Gather all lines in the records below that include the word "color".

[START Given records]

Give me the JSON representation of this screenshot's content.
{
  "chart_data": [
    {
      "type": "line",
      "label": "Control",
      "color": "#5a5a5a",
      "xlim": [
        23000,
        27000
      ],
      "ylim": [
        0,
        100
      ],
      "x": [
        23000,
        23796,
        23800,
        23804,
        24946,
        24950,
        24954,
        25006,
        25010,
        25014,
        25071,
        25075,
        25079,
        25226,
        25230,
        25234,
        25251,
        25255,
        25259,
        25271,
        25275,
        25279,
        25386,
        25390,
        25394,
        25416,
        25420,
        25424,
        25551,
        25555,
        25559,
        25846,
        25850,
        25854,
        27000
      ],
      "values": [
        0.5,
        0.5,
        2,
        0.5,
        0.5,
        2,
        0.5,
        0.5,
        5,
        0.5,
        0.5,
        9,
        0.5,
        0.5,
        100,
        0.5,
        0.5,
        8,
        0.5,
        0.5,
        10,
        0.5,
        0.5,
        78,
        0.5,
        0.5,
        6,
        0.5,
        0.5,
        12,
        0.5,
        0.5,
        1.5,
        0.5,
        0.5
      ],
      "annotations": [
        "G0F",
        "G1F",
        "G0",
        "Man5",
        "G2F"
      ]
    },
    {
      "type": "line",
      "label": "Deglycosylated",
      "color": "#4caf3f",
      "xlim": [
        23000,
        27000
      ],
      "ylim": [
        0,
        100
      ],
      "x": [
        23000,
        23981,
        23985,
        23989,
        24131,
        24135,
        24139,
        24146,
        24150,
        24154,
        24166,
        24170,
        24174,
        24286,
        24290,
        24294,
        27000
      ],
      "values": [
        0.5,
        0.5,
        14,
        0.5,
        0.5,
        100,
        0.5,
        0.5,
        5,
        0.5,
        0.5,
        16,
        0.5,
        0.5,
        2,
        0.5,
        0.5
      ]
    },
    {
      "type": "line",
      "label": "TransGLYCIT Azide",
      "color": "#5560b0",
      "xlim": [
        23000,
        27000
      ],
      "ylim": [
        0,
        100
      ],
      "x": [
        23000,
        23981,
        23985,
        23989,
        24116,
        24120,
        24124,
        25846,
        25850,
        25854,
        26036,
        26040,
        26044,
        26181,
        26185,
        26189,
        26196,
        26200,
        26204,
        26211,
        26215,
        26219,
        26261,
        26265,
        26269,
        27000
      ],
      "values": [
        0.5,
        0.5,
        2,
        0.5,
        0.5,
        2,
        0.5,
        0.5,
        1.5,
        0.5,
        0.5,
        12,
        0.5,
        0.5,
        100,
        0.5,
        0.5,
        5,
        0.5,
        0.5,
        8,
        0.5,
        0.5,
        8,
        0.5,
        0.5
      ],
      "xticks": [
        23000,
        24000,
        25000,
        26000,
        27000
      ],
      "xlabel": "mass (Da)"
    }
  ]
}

[END Given records]

=== Correct result ===
      "color": "#5a5a5a",
      "color": "#4caf3f",
      "color": "#5560b0",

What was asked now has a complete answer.